---------- Dataset records

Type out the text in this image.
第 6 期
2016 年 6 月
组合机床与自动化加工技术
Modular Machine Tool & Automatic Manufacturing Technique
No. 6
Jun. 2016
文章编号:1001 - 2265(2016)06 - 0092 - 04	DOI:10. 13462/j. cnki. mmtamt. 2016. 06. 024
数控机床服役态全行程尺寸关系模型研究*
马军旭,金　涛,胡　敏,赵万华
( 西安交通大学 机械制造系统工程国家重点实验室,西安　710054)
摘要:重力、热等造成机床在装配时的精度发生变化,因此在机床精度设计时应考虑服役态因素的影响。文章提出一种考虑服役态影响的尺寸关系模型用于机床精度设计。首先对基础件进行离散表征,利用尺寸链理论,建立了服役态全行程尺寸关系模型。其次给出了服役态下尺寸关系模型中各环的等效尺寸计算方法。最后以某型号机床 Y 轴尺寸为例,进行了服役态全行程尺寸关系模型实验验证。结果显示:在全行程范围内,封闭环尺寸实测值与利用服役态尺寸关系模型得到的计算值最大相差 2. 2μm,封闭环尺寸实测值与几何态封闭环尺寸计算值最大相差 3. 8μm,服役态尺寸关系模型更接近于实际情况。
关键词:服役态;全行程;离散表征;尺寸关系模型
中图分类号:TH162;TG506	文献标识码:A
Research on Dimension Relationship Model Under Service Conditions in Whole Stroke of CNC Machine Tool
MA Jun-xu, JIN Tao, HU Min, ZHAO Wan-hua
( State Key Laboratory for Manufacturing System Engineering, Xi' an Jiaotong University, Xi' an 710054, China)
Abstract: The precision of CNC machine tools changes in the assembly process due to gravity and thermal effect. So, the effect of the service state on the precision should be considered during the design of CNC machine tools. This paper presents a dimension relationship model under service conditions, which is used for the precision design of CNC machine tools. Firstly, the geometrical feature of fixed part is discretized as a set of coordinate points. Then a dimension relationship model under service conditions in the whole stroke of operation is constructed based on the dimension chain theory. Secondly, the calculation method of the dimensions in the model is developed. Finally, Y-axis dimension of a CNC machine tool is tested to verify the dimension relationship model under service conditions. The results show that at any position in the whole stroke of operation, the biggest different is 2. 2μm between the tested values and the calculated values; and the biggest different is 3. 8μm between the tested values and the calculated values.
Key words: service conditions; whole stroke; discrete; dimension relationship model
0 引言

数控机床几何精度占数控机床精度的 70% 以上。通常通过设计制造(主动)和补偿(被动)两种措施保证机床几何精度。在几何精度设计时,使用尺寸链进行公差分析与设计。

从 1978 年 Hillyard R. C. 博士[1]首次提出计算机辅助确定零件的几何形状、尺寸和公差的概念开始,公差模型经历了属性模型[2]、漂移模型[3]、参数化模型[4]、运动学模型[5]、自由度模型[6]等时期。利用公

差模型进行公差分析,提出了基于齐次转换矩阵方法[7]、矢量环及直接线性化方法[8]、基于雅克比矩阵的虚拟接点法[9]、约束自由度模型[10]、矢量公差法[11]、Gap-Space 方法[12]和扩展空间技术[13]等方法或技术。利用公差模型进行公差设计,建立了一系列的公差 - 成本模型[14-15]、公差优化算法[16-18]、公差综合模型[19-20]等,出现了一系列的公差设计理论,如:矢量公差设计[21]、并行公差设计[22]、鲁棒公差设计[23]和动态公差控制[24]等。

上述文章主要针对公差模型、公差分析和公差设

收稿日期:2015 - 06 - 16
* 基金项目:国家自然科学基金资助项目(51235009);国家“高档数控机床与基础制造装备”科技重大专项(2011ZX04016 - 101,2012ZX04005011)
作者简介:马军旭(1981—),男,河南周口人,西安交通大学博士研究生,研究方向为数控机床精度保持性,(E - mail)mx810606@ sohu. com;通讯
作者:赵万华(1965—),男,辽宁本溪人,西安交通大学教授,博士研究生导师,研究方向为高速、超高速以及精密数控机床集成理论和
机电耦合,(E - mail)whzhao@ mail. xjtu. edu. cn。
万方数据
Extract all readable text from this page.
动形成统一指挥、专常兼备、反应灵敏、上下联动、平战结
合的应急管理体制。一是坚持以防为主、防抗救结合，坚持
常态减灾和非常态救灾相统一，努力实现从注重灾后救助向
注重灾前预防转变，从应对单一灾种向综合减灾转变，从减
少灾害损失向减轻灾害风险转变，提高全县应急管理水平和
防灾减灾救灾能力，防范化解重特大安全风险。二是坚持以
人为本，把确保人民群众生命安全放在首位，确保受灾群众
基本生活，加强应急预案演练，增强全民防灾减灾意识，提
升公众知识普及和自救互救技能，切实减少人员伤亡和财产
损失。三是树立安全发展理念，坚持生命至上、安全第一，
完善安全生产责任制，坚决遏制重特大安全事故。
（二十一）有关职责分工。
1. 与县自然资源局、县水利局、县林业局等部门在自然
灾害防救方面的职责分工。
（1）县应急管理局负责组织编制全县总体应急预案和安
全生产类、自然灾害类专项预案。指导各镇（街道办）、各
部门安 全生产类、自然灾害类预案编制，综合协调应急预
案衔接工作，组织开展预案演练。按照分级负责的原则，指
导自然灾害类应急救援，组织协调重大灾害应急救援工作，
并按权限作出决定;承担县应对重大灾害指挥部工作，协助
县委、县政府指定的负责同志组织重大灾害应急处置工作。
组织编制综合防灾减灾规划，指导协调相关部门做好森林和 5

--------------------

- Requirement -
Scan the listing above for the word "mail" and show each line where it is found.

- Solution -
作者简介:马军旭(1981—),男,河南周口人,西安交通大学博士研究生,研究方向为数控机床精度保持性,(E - mail)mx810606@ sohu. com;通讯
机电耦合,(E - mail)whzhao@ mail. xjtu. edu. cn。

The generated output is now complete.